§ **Listing**:
----------------------------------------

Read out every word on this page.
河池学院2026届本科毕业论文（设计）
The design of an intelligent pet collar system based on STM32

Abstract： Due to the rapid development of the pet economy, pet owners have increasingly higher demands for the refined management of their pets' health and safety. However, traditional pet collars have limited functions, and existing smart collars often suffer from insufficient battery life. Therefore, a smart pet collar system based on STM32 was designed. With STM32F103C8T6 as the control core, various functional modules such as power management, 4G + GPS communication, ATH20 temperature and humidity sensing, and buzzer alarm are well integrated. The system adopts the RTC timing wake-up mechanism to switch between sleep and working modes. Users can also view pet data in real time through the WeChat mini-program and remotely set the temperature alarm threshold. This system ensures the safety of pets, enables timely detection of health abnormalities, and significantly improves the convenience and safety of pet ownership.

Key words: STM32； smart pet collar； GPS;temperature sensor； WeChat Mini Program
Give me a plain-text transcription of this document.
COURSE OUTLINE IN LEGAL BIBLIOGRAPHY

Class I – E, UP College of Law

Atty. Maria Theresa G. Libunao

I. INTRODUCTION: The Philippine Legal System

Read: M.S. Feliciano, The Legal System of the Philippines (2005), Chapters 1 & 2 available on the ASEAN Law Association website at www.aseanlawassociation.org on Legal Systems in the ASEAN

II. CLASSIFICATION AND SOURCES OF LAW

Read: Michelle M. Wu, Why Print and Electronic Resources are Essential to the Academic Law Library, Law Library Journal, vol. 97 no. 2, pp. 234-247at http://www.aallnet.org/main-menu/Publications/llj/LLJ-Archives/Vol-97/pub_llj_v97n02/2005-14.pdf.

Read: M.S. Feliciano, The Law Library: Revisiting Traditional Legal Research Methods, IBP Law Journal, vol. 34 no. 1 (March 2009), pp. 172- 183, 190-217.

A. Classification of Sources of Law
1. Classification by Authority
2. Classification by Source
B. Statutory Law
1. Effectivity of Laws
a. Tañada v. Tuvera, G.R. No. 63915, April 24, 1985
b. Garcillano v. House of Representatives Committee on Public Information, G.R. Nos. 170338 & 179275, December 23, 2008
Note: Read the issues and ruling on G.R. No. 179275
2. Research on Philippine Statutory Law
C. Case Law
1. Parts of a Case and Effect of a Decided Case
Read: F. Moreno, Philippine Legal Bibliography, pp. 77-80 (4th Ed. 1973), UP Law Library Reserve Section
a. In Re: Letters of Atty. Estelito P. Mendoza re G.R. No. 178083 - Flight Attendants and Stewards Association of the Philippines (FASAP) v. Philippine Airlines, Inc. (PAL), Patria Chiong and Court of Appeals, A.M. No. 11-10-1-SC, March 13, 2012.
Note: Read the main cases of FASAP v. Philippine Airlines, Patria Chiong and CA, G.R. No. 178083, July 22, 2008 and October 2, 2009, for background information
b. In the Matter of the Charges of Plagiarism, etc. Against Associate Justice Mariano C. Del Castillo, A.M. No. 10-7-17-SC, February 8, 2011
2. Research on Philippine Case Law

----------------------------------------

§ **Problem to work on**:
In the listing, find all lines with the string "Association" and copy them.

§ **Solved problem**:
Read: M.S. Feliciano, The Legal System of the Philippines (2005), Chapters 1 & 2 available on the ASEAN Law Association website at www.aseanlawassociation.org on Legal Systems in the ASEAN
a. In Re: Letters of Atty. Estelito P. Mendoza re G.R. No. 178083 - Flight Attendants and Stewards Association of the Philippines (FASAP) v. Philippine Airlines, Inc. (PAL), Patria Chiong and Court of Appeals, A.M. No. 11-10-1-SC, March 13, 2012.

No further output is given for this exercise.